Task description: Below are the records; pull every line that includes "Operating".

"""

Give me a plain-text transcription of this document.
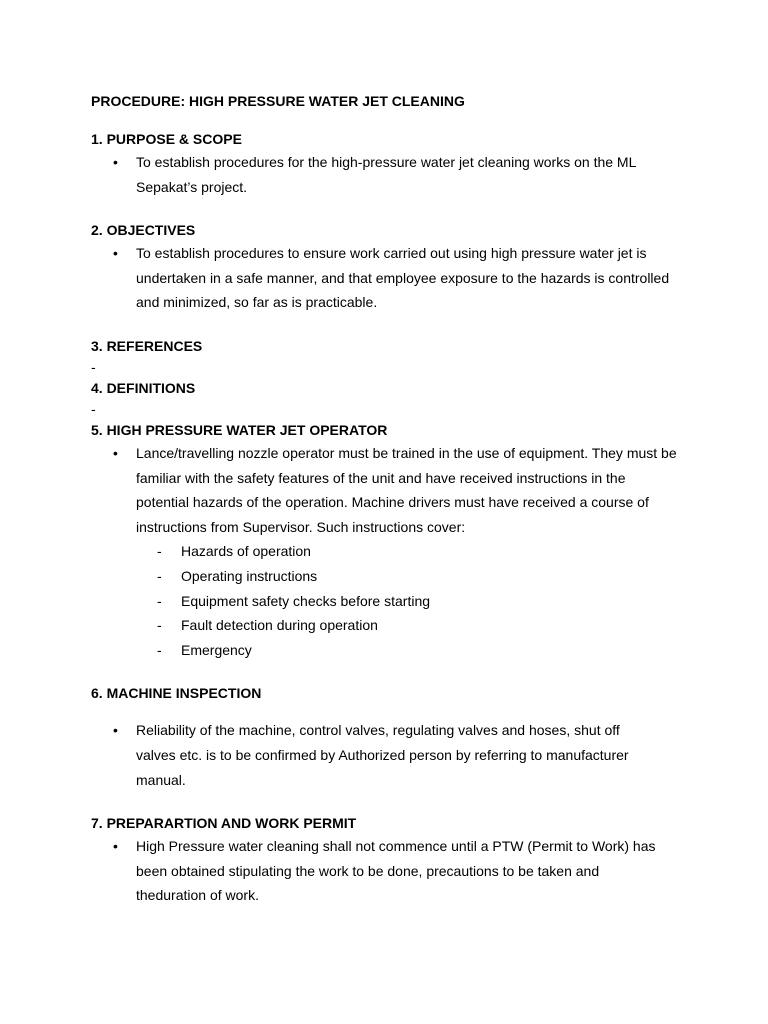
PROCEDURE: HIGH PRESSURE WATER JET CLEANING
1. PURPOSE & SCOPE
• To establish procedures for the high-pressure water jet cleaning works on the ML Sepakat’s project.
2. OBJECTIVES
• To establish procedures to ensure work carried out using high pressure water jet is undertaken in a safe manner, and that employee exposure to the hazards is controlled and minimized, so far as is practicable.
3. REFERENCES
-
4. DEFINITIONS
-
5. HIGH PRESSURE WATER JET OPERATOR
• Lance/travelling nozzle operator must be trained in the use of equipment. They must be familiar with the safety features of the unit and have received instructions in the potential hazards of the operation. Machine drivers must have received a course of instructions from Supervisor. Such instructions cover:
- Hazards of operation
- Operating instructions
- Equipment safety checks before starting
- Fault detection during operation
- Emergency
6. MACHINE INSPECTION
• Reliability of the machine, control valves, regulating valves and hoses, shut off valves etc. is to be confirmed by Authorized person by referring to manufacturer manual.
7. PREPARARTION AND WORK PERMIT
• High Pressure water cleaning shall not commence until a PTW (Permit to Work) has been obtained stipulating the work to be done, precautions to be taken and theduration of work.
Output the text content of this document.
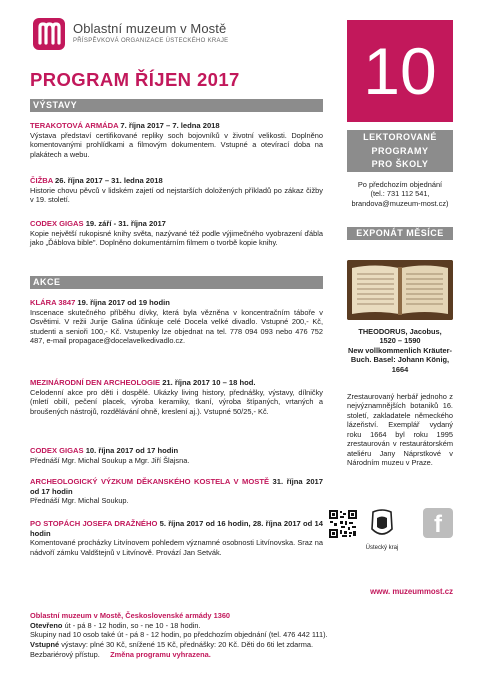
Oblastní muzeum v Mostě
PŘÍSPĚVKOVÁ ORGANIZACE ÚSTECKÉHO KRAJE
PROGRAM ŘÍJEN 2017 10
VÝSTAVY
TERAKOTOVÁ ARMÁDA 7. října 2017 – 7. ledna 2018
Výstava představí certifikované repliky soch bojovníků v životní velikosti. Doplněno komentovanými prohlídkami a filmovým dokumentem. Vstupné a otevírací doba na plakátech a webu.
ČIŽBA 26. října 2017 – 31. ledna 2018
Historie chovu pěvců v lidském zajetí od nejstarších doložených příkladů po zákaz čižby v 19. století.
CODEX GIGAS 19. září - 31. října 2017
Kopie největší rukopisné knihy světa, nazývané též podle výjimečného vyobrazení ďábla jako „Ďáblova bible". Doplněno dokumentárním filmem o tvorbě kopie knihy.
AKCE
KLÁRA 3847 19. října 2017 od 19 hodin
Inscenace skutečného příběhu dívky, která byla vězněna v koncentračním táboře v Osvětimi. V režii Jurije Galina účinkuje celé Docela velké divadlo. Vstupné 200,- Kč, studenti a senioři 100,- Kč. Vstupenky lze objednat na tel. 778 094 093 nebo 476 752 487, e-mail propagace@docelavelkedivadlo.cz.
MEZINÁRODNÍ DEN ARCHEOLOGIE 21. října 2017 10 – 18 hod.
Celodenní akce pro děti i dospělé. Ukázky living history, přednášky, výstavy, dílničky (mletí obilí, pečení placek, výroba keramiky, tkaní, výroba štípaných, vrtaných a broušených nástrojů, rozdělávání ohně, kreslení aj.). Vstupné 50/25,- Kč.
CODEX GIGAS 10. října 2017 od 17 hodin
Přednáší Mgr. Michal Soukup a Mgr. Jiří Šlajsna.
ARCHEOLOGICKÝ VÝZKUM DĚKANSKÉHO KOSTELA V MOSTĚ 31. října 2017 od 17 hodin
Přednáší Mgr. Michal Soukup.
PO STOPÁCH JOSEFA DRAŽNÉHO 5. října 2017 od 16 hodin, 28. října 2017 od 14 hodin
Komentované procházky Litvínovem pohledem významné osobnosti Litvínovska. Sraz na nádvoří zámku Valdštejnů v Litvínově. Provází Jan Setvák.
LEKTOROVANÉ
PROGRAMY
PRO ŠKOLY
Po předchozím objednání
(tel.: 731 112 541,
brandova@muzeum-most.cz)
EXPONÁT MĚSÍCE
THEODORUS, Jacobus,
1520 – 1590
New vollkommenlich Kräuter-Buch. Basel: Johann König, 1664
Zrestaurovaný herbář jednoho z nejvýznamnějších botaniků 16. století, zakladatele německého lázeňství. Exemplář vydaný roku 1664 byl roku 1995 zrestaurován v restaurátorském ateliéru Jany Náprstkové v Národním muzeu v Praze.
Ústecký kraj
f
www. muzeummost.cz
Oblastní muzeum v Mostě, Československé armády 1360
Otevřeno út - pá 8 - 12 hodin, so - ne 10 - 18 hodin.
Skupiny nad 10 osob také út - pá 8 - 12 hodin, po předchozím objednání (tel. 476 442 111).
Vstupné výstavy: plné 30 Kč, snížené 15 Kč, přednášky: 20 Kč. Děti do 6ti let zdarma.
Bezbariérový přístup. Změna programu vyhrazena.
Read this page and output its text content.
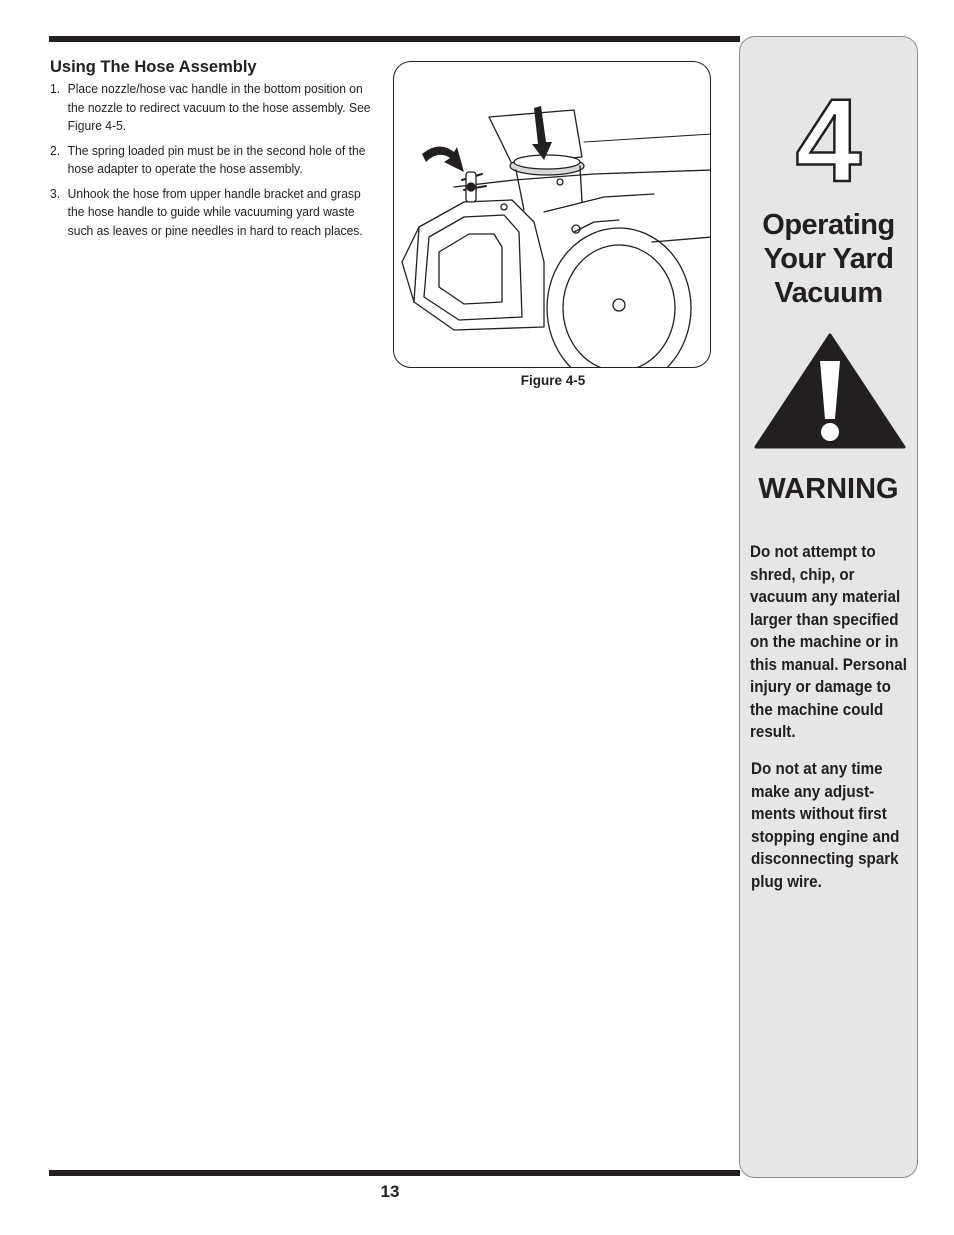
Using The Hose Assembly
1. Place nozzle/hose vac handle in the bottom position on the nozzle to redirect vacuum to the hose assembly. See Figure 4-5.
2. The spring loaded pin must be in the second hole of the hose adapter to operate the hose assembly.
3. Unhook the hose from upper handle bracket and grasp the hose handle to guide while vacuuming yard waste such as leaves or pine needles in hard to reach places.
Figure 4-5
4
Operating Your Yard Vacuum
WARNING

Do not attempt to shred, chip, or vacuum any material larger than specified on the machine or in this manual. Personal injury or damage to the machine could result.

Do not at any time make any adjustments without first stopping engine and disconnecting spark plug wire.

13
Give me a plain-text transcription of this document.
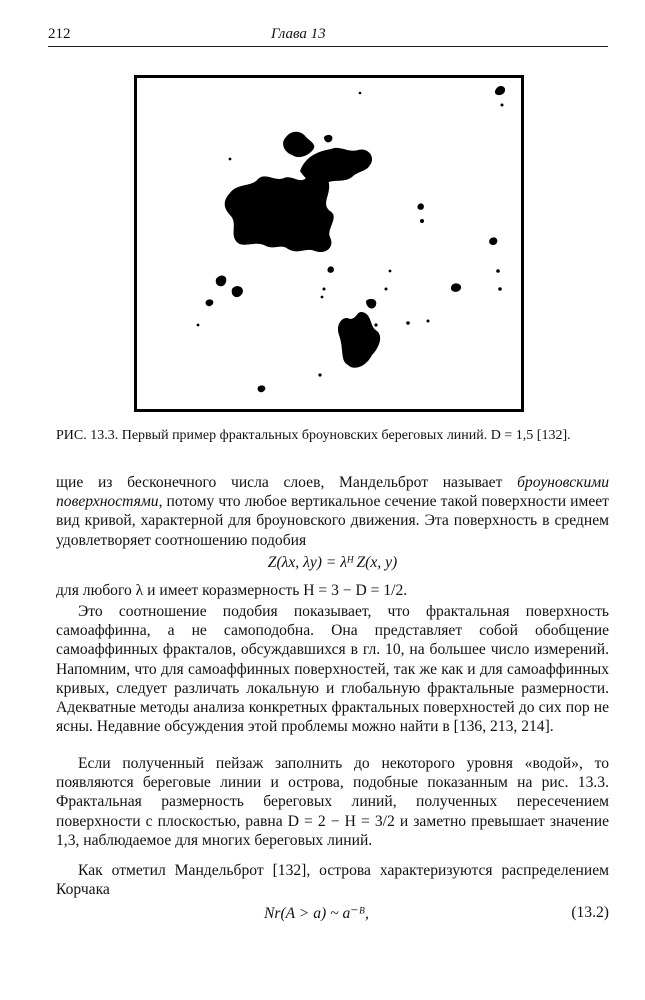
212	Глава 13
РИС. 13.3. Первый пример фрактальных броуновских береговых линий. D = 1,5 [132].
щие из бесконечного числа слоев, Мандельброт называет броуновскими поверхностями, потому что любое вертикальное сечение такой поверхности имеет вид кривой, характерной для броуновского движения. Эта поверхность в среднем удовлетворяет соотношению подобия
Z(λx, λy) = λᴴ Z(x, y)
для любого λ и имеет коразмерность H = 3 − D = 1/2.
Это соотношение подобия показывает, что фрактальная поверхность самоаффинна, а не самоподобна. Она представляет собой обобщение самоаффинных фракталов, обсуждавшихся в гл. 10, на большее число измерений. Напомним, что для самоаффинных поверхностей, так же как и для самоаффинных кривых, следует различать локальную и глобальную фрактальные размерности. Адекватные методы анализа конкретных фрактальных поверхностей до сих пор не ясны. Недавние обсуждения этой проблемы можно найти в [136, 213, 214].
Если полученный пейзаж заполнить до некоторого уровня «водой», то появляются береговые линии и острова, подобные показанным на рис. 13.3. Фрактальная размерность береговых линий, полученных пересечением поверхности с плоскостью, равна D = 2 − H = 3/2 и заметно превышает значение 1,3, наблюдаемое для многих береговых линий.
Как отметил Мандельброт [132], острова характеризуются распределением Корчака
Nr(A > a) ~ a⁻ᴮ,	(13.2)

"""

Answer to this exercise:
- Operating instructions
Operating Your Yard Vacuum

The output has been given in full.